### INSTRUCTION
Transcribe all records exactly.

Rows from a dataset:
● ● ● ●

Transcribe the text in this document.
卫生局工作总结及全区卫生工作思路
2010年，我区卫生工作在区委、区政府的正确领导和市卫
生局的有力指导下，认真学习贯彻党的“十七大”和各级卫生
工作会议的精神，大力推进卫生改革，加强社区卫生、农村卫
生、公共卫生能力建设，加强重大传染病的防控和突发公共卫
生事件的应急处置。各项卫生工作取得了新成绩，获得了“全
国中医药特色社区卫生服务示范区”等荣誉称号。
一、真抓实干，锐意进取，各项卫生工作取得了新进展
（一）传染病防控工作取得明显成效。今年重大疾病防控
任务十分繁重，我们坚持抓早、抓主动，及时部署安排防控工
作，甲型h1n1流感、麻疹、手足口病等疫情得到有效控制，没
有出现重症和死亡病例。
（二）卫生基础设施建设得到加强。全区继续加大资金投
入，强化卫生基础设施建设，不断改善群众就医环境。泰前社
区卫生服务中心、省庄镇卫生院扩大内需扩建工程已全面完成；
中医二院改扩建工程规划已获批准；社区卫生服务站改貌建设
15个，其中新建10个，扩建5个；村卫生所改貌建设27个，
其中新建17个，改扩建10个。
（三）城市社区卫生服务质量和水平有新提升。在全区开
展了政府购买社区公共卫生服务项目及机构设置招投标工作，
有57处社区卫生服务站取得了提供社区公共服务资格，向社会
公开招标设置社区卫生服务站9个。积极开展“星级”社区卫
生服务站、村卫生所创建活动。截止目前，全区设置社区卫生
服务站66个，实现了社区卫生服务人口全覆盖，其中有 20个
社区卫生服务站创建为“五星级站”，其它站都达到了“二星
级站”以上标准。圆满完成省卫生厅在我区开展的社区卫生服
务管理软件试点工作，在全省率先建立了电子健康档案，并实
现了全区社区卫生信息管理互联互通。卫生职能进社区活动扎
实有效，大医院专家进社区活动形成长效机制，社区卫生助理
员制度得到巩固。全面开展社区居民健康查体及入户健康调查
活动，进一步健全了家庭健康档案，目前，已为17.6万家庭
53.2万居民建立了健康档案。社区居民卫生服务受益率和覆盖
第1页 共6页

● ● ● ●

### TASK RESULT
Transcribe the text in this document.
卫生局工作总结及全区卫生工作思路
2010年，我区卫生工作在区委、区政府的正确领导和市卫
生局的有力指导下，认真学习贯彻党的“十七大”和各级卫生
工作会议的精神，大力推进卫生改革，加强社区卫生、农村卫
生、公共卫生能力建设，加强重大传染病的防控和突发公共卫
生事件的应急处置。各项卫生工作取得了新成绩，获得了“全
国中医药特色社区卫生服务示范区”等荣誉称号。
一、真抓实干，锐意进取，各项卫生工作取得了新进展
（一）传染病防控工作取得明显成效。今年重大疾病防控
任务十分繁重，我们坚持抓早、抓主动，及时部署安排防控工
作，甲型h1n1流感、麻疹、手足口病等疫情得到有效控制，没
有出现重症和死亡病例。
（二）卫生基础设施建设得到加强。全区继续加大资金投
入，强化卫生基础设施建设，不断改善群众就医环境。泰前社
区卫生服务中心、省庄镇卫生院扩大内需扩建工程已全面完成；
中医二院改扩建工程规划已获批准；社区卫生服务站改貌建设
15个，其中新建10个，扩建5个；村卫生所改貌建设27个，
其中新建17个，改扩建10个。
（三）城市社区卫生服务质量和水平有新提升。在全区开
展了政府购买社区公共卫生服务项目及机构设置招投标工作，
有57处社区卫生服务站取得了提供社区公共服务资格，向社会
公开招标设置社区卫生服务站9个。积极开展“星级”社区卫
生服务站、村卫生所创建活动。截止目前，全区设置社区卫生
服务站66个，实现了社区卫生服务人口全覆盖，其中有 20个
社区卫生服务站创建为“五星级站”，其它站都达到了“二星
级站”以上标准。圆满完成省卫生厅在我区开展的社区卫生服
务管理软件试点工作，在全省率先建立了电子健康档案，并实
现了全区社区卫生信息管理互联互通。卫生职能进社区活动扎
实有效，大医院专家进社区活动形成长效机制，社区卫生助理
员制度得到巩固。全面开展社区居民健康查体及入户健康调查
活动，进一步健全了家庭健康档案，目前，已为17.6万家庭
53.2万居民建立了健康档案。社区居民卫生服务受益率和覆盖
第1页 共6页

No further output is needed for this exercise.